EXERCISE TASK: Only the number is needed: how many lines of the records include "name"?

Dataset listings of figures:
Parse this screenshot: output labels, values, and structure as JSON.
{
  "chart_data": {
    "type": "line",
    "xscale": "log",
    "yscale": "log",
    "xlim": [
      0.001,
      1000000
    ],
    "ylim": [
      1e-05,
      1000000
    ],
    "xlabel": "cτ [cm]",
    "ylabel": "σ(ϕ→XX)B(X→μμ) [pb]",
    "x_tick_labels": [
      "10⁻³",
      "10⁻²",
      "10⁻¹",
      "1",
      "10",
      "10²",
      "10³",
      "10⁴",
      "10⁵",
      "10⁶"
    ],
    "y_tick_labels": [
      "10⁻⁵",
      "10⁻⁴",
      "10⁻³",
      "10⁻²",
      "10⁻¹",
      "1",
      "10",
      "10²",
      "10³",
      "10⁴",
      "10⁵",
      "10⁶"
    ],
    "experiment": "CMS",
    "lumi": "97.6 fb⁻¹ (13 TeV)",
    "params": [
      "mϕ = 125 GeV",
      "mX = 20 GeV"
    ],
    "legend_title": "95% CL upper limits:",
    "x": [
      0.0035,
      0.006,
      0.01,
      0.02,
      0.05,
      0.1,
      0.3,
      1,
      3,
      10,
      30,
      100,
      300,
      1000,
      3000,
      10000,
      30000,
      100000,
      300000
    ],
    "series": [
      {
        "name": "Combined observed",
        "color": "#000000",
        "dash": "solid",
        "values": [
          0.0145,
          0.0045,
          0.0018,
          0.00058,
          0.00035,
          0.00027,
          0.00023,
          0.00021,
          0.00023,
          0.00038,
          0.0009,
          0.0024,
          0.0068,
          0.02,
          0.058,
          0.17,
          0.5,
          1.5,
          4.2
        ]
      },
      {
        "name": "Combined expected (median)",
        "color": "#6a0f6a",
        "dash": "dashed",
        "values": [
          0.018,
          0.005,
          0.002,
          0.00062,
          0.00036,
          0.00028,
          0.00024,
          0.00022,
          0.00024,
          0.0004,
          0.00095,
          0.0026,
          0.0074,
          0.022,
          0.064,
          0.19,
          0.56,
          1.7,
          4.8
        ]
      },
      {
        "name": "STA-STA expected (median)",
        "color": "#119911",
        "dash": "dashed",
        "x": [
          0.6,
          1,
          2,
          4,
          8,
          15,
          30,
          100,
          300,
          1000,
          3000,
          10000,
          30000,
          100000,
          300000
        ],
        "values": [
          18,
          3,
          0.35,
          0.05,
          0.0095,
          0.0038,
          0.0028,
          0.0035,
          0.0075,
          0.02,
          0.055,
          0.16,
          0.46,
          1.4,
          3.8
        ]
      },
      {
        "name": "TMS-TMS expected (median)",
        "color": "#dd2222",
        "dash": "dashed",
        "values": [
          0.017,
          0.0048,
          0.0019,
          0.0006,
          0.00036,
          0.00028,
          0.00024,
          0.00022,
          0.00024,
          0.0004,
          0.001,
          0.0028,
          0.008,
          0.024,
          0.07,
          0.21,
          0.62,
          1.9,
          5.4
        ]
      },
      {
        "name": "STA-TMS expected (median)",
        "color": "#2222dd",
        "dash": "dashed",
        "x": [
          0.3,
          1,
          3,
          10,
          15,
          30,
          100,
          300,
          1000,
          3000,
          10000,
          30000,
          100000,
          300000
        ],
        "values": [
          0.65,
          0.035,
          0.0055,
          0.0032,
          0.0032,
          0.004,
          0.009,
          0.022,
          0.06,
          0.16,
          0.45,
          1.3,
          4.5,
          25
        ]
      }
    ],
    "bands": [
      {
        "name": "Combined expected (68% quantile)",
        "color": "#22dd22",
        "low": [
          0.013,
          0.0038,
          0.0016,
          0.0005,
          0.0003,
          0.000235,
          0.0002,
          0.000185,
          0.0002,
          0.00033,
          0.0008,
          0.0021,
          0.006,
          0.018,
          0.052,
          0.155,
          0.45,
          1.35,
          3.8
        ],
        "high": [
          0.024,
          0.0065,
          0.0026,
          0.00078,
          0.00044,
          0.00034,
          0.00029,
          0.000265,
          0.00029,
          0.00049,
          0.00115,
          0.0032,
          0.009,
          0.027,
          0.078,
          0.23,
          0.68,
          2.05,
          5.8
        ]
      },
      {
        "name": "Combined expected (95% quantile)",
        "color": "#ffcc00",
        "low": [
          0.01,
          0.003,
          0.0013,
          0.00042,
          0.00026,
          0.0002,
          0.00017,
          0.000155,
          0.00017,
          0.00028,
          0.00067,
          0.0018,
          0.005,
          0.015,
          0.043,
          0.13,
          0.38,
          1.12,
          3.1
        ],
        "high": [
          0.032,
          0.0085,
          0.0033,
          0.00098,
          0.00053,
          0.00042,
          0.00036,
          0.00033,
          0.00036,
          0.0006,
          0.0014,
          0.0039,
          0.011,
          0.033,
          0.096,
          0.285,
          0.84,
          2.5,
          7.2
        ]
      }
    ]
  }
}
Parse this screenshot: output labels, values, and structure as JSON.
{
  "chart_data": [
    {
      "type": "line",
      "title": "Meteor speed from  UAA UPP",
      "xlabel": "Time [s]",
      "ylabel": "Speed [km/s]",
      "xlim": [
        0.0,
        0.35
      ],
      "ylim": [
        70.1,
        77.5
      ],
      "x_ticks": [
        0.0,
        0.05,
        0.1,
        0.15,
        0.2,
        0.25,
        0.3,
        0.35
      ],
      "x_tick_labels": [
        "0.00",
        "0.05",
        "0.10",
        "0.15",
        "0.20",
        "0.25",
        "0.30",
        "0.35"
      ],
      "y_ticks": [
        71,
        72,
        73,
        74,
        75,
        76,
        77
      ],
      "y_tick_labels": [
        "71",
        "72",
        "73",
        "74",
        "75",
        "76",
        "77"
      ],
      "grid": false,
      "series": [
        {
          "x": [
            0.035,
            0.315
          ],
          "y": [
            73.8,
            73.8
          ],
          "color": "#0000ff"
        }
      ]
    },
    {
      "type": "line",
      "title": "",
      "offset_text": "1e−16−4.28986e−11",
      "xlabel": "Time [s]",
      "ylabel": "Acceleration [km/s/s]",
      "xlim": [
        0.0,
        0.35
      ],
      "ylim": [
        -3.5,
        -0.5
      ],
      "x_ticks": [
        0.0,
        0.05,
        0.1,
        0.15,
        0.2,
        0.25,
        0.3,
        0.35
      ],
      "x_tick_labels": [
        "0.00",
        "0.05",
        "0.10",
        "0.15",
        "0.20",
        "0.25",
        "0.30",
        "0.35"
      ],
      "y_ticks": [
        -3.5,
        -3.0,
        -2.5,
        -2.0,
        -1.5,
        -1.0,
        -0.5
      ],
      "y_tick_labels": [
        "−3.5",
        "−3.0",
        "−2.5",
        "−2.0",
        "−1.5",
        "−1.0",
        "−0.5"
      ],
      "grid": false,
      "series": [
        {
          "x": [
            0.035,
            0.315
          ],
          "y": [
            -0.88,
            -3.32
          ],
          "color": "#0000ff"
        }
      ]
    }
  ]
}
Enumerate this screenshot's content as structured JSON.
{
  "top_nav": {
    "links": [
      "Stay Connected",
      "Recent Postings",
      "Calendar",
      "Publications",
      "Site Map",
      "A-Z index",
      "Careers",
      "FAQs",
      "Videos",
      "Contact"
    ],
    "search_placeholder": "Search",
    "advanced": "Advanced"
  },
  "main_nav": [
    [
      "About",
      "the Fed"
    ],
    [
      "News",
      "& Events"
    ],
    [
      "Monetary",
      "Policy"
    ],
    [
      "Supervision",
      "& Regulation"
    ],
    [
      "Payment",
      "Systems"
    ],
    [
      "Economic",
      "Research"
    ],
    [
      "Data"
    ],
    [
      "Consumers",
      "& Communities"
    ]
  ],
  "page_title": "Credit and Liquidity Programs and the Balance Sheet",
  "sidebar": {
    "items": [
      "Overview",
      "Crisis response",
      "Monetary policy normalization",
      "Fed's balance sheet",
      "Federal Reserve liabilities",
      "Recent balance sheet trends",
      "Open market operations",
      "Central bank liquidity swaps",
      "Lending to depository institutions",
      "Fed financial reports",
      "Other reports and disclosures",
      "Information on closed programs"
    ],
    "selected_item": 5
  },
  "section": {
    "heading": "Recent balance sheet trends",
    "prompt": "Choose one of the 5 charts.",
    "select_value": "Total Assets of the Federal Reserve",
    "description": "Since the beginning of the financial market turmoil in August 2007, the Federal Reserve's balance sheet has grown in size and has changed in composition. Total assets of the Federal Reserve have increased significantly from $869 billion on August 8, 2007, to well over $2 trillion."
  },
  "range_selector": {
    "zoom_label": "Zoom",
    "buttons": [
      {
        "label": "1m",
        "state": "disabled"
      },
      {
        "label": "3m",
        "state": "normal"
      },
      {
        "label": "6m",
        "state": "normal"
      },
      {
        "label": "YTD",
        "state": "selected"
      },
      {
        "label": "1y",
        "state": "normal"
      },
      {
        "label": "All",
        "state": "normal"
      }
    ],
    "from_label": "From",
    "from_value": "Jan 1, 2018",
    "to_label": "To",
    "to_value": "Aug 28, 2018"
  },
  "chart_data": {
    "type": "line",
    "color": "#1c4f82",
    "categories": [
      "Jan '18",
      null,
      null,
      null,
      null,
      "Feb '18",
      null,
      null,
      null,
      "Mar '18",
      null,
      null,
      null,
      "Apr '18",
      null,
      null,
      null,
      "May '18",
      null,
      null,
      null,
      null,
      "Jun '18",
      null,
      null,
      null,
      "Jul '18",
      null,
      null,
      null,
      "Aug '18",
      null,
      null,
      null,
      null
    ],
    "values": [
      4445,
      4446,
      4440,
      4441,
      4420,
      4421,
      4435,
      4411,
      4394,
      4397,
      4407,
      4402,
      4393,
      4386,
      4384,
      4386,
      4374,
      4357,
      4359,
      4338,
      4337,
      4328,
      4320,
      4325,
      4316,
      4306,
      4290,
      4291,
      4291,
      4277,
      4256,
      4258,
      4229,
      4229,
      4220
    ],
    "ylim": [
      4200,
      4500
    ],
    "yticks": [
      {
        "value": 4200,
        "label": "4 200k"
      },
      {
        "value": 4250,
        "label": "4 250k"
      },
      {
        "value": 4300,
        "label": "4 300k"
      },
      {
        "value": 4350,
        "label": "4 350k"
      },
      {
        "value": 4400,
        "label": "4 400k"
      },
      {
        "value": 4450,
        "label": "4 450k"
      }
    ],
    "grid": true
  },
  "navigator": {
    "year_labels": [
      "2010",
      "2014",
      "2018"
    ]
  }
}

WORKED ANSWER: 7